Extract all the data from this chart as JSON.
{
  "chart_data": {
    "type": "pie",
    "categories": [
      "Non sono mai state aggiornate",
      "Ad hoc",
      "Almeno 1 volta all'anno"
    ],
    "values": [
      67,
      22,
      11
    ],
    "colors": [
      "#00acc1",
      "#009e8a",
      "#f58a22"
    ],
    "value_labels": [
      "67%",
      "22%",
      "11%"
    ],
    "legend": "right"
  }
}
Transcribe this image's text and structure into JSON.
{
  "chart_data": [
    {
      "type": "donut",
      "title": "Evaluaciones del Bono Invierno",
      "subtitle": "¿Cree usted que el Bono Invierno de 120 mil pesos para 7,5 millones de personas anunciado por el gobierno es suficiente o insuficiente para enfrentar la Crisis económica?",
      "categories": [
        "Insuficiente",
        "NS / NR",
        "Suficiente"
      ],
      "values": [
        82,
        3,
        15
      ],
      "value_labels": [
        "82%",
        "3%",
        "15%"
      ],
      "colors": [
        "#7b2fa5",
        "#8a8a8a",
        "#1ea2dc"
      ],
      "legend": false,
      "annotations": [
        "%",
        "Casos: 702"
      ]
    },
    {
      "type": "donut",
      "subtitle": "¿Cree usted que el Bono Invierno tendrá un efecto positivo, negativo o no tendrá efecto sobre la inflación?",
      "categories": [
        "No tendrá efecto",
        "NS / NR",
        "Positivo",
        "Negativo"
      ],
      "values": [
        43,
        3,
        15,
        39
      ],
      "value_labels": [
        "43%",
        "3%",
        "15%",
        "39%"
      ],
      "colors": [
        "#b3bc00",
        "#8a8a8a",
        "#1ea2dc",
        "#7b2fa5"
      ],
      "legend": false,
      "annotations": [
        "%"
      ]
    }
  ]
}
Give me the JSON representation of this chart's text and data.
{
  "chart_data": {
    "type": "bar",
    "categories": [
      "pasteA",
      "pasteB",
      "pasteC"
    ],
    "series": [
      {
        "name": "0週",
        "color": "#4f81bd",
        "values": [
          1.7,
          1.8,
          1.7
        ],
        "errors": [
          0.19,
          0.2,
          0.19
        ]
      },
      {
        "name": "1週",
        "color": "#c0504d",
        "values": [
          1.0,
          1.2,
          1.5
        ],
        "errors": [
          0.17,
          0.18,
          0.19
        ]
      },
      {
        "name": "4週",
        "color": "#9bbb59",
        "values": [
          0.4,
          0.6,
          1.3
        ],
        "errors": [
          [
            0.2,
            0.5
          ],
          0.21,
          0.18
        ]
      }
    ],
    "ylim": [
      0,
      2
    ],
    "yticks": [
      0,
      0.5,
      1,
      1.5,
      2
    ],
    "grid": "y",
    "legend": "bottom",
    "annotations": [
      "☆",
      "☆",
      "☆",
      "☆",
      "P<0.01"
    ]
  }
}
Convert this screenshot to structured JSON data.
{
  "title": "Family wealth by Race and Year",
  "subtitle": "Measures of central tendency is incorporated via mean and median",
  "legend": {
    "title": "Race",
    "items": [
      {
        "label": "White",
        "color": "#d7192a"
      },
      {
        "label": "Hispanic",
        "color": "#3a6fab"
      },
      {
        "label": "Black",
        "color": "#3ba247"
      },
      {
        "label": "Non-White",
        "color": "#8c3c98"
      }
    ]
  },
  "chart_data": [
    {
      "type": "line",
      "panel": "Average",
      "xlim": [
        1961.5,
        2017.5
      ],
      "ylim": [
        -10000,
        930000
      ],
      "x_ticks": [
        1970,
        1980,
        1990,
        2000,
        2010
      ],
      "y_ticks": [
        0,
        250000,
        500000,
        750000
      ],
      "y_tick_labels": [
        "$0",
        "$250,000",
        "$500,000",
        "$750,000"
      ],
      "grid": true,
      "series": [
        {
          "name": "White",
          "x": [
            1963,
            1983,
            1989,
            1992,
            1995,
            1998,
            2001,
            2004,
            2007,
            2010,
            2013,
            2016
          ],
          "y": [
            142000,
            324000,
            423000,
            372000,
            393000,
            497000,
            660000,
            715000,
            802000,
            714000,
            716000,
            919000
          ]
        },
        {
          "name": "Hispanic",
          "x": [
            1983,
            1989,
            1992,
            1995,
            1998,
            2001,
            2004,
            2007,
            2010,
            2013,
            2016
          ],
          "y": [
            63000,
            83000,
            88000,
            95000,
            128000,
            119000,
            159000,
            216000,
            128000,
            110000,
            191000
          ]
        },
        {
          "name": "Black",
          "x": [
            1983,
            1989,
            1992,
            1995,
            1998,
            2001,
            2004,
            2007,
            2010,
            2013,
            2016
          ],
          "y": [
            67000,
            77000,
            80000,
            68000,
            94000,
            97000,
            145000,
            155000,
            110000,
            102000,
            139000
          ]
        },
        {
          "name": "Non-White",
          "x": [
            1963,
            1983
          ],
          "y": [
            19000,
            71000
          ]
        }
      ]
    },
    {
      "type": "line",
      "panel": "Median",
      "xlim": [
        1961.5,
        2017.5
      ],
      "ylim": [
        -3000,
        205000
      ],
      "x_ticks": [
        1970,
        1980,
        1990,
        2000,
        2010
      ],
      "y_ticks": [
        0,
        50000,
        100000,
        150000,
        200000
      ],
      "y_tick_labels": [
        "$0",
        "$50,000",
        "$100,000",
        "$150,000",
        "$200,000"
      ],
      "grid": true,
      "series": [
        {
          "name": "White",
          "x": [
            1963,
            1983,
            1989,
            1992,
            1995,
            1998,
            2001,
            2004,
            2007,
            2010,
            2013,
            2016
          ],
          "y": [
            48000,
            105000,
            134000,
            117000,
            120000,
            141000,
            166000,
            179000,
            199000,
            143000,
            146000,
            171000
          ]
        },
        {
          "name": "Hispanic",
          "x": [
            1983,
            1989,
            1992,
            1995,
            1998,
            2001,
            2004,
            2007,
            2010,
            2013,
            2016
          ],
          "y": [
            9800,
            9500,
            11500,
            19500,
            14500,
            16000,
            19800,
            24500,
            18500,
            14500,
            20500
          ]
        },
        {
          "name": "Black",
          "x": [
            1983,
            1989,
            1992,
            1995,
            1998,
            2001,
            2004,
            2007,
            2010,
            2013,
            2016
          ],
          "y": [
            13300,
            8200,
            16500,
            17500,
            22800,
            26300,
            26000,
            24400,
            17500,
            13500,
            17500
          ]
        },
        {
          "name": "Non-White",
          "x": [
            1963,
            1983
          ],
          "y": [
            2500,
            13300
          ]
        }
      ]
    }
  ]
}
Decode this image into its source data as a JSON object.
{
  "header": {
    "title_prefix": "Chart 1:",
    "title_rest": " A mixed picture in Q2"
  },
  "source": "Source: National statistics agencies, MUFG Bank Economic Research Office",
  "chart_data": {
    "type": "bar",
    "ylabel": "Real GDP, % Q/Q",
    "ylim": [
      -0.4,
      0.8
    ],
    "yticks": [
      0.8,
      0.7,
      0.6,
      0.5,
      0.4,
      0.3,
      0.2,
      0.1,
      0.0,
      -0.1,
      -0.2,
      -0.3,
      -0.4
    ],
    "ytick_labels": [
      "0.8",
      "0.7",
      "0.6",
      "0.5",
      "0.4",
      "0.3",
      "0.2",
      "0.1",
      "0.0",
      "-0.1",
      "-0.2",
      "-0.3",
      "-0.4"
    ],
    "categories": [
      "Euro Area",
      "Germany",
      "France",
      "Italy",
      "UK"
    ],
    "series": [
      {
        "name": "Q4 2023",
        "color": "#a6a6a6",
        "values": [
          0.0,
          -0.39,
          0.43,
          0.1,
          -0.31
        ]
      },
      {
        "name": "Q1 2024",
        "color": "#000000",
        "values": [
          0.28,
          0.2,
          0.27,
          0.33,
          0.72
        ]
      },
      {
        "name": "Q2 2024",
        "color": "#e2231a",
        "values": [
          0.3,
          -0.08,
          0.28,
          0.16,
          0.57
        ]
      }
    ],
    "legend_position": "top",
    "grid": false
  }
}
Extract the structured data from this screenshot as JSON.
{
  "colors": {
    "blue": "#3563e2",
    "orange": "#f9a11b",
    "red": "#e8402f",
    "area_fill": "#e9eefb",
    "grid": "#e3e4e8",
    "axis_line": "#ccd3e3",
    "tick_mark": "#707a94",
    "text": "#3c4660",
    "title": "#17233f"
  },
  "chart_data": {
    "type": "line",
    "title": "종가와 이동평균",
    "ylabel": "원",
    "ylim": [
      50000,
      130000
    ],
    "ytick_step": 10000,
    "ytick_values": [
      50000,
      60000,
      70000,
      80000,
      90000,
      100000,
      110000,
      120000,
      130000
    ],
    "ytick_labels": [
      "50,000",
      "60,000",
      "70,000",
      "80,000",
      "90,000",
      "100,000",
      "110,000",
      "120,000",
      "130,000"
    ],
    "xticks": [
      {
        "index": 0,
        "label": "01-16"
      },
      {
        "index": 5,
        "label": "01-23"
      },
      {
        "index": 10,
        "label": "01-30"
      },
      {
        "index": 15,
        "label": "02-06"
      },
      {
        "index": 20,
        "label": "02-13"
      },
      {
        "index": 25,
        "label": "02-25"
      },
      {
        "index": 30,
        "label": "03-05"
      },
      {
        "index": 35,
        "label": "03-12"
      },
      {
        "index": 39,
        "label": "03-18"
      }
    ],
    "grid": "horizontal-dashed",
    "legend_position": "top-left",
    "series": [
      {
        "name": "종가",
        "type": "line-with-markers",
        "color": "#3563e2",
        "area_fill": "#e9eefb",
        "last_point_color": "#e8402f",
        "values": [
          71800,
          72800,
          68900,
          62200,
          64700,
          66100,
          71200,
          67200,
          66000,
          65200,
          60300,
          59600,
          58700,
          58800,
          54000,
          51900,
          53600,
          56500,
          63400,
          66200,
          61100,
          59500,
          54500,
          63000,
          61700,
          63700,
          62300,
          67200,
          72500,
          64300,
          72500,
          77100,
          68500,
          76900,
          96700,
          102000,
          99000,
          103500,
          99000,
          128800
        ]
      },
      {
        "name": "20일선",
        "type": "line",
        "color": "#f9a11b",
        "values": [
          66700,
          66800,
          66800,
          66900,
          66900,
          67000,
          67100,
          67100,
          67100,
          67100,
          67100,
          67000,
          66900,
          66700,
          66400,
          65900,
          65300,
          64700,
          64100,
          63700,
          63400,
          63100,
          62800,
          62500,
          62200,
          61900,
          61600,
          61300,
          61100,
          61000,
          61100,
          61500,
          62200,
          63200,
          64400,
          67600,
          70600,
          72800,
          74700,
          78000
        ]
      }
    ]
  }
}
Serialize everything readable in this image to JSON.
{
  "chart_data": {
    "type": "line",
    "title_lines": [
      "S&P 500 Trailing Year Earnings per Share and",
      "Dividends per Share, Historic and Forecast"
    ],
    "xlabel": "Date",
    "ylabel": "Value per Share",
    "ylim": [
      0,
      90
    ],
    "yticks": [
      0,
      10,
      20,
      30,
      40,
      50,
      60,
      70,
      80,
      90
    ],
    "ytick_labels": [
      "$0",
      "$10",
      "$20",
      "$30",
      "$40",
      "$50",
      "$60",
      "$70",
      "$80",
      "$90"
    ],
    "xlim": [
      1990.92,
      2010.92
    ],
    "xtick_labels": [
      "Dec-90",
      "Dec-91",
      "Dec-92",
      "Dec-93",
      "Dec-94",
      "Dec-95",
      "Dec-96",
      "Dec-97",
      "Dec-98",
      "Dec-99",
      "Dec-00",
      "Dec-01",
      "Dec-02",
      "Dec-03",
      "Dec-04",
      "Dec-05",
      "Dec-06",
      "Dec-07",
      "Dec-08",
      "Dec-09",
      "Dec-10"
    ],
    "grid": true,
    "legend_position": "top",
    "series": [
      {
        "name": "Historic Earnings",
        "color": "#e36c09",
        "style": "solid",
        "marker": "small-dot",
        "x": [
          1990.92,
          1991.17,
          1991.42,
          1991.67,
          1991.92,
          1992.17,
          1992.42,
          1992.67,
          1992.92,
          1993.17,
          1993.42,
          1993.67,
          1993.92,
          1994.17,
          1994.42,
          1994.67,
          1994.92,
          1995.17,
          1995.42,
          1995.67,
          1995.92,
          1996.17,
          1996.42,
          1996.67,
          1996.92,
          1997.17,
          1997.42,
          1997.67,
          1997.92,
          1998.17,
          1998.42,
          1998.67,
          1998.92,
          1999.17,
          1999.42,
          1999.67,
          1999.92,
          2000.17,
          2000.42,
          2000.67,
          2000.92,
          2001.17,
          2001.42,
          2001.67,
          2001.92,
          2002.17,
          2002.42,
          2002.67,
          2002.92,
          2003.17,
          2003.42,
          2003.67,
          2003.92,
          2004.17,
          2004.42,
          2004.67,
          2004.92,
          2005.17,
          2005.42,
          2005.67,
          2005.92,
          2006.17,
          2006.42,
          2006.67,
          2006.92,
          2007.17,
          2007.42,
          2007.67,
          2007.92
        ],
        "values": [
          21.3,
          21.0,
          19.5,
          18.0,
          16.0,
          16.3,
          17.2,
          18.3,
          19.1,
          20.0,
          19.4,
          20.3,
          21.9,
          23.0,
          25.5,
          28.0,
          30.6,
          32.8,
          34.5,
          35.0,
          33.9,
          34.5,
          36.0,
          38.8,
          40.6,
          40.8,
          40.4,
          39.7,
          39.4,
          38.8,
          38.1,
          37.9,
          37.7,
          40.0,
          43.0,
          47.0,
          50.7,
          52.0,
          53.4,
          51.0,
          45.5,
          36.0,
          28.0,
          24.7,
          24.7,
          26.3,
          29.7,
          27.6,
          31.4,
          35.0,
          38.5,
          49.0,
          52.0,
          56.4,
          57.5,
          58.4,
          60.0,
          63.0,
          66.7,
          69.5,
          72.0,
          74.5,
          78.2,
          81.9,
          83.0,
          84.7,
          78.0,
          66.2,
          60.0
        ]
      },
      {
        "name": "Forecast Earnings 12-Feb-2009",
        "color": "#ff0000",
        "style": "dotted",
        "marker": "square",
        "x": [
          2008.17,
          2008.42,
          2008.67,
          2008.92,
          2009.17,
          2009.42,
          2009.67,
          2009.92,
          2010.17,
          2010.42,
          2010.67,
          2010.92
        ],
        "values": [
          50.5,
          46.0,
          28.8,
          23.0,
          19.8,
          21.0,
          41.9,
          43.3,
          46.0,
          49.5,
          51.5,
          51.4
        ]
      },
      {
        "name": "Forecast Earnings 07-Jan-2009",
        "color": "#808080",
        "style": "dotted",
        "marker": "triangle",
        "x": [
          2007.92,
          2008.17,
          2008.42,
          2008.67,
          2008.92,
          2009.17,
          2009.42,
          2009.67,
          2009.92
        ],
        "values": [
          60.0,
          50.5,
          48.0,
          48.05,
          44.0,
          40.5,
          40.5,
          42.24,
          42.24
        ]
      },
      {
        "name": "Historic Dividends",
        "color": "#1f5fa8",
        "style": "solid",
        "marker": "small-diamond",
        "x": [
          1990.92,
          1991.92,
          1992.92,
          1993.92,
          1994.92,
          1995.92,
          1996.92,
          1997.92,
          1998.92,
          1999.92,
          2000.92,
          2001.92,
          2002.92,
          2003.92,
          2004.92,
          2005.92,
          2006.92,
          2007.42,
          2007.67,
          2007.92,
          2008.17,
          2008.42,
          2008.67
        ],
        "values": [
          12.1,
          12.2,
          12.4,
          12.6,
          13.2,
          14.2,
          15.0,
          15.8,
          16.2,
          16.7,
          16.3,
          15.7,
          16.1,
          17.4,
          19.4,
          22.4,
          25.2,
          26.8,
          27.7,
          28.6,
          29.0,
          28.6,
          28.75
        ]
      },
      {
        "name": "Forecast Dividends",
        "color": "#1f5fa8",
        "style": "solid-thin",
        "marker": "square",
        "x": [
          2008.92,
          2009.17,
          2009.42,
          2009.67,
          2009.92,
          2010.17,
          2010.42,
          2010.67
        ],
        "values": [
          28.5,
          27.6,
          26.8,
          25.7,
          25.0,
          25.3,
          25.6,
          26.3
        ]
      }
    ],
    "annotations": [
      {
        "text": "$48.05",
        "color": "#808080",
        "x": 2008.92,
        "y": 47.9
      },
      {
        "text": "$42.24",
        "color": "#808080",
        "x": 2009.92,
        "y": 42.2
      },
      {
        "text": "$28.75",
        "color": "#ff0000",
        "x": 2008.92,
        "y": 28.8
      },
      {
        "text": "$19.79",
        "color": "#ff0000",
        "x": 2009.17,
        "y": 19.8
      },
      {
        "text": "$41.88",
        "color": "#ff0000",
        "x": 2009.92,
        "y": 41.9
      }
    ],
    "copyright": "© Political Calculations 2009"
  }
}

▶ AIM: Your task is to collect every line above that contains the word "Historic".

▶ PROBLEM SOLUTION:
      "Dividends per Share, Historic and Forecast"
        "name": "Historic Earnings",
        "name": "Historic Dividends",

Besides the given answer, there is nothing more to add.